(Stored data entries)
┌────────

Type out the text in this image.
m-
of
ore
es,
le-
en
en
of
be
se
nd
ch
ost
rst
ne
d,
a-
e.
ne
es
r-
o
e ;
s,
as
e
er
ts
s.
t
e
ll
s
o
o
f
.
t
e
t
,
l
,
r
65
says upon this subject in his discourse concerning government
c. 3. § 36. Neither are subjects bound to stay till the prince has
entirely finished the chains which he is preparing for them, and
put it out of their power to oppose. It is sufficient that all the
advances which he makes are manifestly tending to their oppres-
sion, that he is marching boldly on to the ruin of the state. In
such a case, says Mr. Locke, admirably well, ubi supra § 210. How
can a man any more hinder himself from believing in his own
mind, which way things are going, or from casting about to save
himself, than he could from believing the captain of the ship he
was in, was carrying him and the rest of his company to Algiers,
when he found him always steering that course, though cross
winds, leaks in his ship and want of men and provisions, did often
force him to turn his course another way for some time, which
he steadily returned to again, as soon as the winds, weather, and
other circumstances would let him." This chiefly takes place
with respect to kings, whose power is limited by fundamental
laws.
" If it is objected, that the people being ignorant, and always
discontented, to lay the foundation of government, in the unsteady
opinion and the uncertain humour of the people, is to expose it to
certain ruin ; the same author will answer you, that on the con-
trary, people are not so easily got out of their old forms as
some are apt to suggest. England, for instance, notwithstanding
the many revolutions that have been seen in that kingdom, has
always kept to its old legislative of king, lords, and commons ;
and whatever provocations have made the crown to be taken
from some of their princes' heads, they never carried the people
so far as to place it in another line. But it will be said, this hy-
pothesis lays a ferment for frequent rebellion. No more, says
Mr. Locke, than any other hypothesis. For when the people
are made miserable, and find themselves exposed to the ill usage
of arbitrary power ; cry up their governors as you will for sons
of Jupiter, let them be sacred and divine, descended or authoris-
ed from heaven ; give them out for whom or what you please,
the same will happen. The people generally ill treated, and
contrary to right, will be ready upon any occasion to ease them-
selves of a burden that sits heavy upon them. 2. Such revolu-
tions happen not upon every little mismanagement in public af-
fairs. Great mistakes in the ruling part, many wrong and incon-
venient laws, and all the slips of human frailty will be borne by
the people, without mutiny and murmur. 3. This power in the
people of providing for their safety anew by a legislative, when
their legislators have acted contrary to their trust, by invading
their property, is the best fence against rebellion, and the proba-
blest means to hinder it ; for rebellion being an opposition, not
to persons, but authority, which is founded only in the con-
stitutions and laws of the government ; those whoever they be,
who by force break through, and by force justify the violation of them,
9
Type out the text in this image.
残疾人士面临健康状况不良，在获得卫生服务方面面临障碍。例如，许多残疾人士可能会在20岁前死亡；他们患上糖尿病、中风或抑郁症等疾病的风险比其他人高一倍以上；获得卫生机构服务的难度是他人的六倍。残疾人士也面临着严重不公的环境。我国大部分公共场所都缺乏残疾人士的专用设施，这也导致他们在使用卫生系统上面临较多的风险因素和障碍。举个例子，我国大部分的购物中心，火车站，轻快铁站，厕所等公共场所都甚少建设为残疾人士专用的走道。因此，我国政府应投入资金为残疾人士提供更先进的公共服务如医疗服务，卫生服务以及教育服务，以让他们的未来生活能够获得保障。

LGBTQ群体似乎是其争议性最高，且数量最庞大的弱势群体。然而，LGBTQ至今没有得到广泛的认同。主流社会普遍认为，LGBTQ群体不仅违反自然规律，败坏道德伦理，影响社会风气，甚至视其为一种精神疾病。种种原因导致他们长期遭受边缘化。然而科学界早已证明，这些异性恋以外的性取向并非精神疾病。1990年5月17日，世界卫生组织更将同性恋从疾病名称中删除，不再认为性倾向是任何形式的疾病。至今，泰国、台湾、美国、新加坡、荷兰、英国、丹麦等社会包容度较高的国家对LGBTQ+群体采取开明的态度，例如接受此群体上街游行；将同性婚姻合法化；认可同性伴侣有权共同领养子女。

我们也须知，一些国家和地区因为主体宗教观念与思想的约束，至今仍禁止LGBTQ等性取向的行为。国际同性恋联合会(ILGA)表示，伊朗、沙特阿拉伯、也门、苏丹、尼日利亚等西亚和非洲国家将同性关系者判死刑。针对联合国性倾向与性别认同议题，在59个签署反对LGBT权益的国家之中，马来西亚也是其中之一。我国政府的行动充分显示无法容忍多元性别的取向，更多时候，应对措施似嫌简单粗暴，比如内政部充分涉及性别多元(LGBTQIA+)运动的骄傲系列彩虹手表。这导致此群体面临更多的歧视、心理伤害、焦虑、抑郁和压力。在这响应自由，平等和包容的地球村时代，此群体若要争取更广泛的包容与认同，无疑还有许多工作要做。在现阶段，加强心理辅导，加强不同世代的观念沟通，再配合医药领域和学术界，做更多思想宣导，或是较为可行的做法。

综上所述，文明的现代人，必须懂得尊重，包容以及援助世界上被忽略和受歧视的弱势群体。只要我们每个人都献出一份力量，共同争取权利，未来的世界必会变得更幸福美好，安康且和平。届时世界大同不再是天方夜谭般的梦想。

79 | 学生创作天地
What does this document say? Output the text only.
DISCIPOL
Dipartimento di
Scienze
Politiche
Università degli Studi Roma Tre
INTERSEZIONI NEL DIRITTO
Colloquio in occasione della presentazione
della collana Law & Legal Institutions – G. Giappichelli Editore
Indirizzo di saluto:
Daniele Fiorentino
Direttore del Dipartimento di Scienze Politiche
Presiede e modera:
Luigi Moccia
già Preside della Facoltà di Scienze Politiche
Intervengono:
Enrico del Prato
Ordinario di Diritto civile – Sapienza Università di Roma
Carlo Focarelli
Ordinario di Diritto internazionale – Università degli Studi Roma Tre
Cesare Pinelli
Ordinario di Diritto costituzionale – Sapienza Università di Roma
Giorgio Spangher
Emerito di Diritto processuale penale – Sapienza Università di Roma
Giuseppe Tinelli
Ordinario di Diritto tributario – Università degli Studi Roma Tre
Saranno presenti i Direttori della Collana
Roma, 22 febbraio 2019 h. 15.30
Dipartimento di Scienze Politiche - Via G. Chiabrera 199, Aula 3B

└────────

STATED GOAL —
Scan the listing above for the word "when" and show each line where it is found.

TASK RESULT —
when he found him always steering that course, though cross
Mr. Locke, than any other hypothesis. For when the people
people of providing for their safety anew by a legislative, when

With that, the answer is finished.